▸ **TASK TO COMPLETE**
The records below should be written out again, exactly.

▸ **EXCERPTED DATA**
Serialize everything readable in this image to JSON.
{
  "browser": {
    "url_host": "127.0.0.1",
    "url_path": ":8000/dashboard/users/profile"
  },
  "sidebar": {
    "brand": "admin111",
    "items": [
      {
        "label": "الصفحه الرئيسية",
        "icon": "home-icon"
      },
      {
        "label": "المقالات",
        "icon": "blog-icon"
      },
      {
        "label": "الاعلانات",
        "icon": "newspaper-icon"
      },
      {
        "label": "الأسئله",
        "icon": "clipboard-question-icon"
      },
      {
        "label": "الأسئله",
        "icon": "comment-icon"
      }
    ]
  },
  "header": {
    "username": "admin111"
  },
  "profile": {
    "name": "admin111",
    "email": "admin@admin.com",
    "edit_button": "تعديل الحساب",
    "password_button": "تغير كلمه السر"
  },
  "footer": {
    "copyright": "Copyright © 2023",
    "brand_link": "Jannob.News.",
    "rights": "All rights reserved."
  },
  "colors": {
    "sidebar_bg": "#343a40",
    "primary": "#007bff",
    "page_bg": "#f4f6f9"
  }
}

▸ **RESULT**
Serialize everything readable in this image to JSON.
{
  "browser": {
    "url_host": "127.0.0.1",
    "url_path": ":8000/dashboard/users/profile"
  },
  "sidebar": {
    "brand": "admin111",
    "items": [
      {
        "label": "الصفحه الرئيسية",
        "icon": "home-icon"
      },
      {
        "label": "المقالات",
        "icon": "blog-icon"
      },
      {
        "label": "الاعلانات",
        "icon": "newspaper-icon"
      },
      {
        "label": "الأسئله",
        "icon": "clipboard-question-icon"
      },
      {
        "label": "الأسئله",
        "icon": "comment-icon"
      }
    ]
  },
  "header": {
    "username": "admin111"
  },
  "profile": {
    "name": "admin111",
    "email": "admin@admin.com",
    "edit_button": "تعديل الحساب",
    "password_button": "تغير كلمه السر"
  },
  "footer": {
    "copyright": "Copyright © 2023",
    "brand_link": "Jannob.News.",
    "rights": "All rights reserved."
  },
  "colors": {
    "sidebar_bg": "#343a40",
    "primary": "#007bff",
    "page_bg": "#f4f6f9"
  }
}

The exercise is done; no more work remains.